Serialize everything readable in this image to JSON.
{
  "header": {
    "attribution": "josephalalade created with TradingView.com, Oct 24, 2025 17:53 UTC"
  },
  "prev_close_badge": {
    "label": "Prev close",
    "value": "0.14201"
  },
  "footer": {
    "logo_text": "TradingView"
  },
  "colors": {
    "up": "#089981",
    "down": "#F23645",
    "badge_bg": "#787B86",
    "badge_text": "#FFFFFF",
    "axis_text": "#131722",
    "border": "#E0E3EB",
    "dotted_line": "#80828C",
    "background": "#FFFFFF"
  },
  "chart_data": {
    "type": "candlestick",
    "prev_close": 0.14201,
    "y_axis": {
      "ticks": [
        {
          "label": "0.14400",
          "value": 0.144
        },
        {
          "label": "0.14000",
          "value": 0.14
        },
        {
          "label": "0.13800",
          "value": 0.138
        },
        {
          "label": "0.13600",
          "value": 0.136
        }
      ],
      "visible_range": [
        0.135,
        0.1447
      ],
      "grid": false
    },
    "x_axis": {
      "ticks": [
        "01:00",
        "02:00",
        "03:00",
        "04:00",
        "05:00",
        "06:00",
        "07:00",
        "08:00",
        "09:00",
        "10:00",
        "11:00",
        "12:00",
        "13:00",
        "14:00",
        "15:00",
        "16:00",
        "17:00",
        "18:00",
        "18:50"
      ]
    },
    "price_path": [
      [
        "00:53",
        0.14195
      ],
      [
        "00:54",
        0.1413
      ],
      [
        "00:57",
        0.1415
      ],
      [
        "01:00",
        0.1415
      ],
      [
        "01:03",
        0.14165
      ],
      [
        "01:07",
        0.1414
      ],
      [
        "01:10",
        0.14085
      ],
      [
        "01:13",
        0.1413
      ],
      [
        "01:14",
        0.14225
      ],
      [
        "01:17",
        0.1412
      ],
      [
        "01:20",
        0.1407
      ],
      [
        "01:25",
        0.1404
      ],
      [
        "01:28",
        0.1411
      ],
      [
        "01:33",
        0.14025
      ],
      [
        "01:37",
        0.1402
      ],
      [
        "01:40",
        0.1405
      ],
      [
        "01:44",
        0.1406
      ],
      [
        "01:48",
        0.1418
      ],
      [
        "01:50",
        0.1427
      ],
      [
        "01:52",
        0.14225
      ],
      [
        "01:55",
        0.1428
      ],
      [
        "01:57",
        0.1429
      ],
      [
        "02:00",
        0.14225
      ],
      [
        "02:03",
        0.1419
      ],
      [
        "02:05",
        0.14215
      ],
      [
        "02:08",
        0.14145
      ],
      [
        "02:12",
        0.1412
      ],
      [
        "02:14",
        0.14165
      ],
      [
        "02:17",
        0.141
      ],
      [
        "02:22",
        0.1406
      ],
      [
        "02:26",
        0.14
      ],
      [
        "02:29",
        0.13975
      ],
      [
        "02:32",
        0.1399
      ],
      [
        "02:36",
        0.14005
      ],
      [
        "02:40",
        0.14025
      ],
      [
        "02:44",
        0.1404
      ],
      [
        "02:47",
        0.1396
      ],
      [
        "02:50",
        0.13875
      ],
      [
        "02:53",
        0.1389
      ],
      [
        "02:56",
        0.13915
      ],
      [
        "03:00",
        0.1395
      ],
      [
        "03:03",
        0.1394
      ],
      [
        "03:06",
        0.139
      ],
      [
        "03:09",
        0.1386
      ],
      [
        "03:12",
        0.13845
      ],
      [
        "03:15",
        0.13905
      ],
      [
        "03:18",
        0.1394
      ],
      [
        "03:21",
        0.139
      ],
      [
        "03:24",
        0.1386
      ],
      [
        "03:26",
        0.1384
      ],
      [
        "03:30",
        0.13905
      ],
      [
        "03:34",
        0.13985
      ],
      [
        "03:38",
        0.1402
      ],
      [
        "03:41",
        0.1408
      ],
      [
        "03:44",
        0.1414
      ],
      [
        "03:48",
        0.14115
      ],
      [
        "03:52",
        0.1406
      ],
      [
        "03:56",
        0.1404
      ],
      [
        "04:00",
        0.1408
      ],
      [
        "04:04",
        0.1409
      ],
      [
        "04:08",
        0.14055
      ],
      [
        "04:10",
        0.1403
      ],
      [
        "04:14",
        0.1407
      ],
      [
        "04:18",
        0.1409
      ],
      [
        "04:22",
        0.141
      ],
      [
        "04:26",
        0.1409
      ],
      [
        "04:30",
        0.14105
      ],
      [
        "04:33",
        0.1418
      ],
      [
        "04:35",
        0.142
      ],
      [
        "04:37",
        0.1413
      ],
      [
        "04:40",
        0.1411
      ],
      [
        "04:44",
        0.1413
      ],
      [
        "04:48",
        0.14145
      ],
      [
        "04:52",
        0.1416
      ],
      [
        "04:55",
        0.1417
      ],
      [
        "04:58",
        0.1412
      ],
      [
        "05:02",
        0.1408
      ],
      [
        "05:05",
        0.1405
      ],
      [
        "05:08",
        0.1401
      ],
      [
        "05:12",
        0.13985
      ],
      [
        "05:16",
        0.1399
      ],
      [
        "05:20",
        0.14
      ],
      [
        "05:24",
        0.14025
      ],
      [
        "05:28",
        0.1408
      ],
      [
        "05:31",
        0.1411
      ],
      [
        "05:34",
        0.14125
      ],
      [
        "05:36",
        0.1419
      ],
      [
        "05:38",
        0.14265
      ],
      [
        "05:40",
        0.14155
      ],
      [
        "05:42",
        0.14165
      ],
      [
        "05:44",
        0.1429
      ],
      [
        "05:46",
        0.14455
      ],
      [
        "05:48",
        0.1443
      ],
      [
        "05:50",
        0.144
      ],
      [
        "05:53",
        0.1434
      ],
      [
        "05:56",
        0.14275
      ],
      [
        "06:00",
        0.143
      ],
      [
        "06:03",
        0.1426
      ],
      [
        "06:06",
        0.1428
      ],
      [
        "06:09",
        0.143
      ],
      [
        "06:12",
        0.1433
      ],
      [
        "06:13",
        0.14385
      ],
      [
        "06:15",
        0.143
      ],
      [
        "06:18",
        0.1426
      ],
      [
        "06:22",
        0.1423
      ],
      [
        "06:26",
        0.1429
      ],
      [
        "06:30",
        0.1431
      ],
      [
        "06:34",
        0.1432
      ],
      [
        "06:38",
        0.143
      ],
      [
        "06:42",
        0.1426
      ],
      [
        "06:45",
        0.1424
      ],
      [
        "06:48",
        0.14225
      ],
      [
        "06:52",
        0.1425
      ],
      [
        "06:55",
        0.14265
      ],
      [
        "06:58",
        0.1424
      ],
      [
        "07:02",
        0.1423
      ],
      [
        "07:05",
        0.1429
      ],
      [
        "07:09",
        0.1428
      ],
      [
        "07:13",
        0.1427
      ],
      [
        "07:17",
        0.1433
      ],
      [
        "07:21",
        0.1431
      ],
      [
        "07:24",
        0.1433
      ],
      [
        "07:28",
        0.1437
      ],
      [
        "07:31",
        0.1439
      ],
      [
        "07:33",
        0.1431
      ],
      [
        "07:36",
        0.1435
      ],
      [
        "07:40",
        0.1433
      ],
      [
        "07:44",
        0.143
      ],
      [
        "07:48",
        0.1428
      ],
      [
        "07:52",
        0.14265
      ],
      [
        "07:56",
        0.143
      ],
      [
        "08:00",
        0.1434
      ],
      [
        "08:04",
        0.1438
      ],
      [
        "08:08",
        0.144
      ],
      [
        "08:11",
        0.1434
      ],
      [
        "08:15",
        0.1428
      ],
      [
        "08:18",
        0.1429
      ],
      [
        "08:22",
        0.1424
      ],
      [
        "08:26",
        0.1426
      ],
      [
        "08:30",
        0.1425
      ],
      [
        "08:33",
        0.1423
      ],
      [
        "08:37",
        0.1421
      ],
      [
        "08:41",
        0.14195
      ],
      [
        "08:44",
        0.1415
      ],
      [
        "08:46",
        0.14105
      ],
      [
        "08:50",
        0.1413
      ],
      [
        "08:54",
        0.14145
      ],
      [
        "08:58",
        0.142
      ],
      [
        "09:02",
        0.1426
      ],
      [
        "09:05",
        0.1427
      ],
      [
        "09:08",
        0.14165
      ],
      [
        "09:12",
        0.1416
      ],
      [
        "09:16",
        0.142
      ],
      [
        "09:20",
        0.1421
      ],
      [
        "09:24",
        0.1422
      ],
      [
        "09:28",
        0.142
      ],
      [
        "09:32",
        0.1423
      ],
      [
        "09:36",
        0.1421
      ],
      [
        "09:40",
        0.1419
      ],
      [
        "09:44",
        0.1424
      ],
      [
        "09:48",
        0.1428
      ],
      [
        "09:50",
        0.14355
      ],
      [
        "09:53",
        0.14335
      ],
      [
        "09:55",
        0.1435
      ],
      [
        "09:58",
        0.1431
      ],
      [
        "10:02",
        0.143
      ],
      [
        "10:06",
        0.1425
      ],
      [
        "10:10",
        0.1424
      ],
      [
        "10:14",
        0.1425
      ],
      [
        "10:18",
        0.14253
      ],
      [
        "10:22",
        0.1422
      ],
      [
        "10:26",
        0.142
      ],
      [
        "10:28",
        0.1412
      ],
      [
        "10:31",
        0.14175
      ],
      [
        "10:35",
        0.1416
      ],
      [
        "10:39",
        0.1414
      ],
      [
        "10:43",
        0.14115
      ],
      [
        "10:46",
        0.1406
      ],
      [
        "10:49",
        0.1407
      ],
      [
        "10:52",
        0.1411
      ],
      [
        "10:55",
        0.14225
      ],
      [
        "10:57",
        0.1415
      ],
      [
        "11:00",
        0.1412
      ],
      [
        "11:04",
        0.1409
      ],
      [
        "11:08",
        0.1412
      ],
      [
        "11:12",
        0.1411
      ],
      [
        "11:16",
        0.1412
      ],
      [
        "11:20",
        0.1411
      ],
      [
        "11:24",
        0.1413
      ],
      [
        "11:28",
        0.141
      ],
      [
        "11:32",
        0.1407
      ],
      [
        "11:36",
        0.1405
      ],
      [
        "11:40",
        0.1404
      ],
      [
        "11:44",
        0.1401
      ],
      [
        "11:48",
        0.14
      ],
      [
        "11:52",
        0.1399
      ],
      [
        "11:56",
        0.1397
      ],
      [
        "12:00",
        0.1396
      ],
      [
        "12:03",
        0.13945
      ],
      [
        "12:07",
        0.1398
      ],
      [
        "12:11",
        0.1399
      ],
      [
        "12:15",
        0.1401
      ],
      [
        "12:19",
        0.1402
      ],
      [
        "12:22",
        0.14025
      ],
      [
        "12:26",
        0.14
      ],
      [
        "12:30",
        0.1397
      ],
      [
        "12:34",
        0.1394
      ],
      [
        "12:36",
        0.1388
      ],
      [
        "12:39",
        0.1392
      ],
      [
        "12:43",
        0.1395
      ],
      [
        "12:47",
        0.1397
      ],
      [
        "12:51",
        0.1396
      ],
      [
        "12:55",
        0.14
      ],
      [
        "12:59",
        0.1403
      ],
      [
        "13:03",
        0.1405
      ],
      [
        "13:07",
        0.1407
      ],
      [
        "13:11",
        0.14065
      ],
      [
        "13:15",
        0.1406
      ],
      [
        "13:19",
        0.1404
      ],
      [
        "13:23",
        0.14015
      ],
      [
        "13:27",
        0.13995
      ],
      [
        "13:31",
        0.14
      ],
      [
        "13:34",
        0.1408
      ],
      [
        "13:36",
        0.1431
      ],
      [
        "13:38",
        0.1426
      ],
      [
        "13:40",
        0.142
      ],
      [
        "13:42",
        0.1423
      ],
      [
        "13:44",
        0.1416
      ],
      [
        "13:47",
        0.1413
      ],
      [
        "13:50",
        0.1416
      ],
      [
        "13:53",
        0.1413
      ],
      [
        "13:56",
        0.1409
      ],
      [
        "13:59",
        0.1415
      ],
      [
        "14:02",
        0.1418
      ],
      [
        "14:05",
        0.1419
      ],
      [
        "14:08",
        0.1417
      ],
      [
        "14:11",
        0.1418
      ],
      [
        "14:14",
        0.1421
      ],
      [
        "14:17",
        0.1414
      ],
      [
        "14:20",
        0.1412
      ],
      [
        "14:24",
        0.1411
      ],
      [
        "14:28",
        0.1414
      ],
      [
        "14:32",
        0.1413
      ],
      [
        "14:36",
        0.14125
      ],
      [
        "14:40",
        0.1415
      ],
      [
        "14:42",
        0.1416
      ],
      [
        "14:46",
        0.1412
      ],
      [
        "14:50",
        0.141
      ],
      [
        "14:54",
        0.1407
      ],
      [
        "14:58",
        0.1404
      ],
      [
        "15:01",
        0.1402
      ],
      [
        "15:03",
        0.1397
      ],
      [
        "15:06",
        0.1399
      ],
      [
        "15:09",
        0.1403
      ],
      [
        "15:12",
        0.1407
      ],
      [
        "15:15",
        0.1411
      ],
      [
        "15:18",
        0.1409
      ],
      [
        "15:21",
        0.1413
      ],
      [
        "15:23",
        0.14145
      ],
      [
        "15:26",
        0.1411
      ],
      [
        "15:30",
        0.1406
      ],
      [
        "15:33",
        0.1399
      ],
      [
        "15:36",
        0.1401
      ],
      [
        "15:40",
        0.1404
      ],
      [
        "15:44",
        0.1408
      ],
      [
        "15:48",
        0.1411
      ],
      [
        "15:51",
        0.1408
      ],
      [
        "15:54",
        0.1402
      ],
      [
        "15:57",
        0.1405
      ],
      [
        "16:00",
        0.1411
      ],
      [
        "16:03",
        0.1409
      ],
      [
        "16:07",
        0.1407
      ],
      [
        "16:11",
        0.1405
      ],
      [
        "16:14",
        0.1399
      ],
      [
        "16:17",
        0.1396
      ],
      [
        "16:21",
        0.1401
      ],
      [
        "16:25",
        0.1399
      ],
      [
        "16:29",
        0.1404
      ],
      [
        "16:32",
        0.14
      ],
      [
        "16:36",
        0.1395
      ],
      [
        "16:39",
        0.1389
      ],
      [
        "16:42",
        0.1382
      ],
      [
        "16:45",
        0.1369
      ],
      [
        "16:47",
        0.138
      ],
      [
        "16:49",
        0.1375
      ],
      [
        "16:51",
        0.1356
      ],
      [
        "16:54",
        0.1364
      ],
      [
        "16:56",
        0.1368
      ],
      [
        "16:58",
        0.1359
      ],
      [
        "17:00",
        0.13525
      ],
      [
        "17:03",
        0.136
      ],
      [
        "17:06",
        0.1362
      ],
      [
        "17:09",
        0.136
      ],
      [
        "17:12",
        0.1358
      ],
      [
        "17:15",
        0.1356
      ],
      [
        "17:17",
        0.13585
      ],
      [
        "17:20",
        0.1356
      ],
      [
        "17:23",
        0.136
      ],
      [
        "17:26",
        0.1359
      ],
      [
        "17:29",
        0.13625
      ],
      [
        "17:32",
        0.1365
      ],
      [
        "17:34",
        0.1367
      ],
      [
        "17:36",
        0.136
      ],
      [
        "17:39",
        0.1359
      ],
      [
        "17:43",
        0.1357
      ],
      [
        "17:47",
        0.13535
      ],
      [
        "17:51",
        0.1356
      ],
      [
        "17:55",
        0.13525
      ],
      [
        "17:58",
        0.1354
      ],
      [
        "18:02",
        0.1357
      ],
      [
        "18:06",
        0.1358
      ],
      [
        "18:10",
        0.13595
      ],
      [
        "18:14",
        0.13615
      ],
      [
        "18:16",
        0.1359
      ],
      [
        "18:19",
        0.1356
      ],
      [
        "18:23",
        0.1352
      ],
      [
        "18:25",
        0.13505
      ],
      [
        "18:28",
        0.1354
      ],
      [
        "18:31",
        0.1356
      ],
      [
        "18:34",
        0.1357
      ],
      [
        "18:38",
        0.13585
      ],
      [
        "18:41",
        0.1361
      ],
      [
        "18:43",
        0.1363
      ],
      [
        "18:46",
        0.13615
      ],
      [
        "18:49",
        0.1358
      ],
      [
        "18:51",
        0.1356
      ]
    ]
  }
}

## EXERCISE DETAILS:
Scan the material and collect every line that contains "label".

## ANSWER:
    "label": "Prev close",
          "label": "0.14400",
          "label": "0.14000",
          "label": "0.13800",
          "label": "0.13600",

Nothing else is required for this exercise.